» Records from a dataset
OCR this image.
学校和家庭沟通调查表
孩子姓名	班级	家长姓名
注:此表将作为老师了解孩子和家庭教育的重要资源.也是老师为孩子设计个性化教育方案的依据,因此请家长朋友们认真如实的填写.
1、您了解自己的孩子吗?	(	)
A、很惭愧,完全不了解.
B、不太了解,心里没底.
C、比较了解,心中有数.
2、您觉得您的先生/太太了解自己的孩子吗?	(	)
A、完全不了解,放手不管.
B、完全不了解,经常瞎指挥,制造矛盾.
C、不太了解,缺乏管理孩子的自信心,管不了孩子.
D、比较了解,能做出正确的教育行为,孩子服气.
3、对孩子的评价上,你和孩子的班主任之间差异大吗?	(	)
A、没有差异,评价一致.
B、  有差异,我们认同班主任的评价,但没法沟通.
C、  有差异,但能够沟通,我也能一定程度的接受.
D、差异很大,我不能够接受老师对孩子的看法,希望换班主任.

» Aim
Print every entry exactly as written.

» Solution to this problem
OCR this image.
学校和家庭沟通调查表
孩子姓名	班级	家长姓名
注:此表将作为老师了解孩子和家庭教育的重要资源.也是老师为孩子设计个性化教育方案的依据,因此请家长朋友们认真如实的填写.
1、您了解自己的孩子吗?	(	)
A、很惭愧,完全不了解.
B、不太了解,心里没底.
C、比较了解,心中有数.
2、您觉得您的先生/太太了解自己的孩子吗?	(	)
A、完全不了解,放手不管.
B、完全不了解,经常瞎指挥,制造矛盾.
C、不太了解,缺乏管理孩子的自信心,管不了孩子.
D、比较了解,能做出正确的教育行为,孩子服气.
3、对孩子的评价上,你和孩子的班主任之间差异大吗?	(	)
A、没有差异,评价一致.
B、  有差异,我们认同班主任的评价,但没法沟通.
C、  有差异,但能够沟通,我也能一定程度的接受.
D、差异很大,我不能够接受老师对孩子的看法,希望换班主任.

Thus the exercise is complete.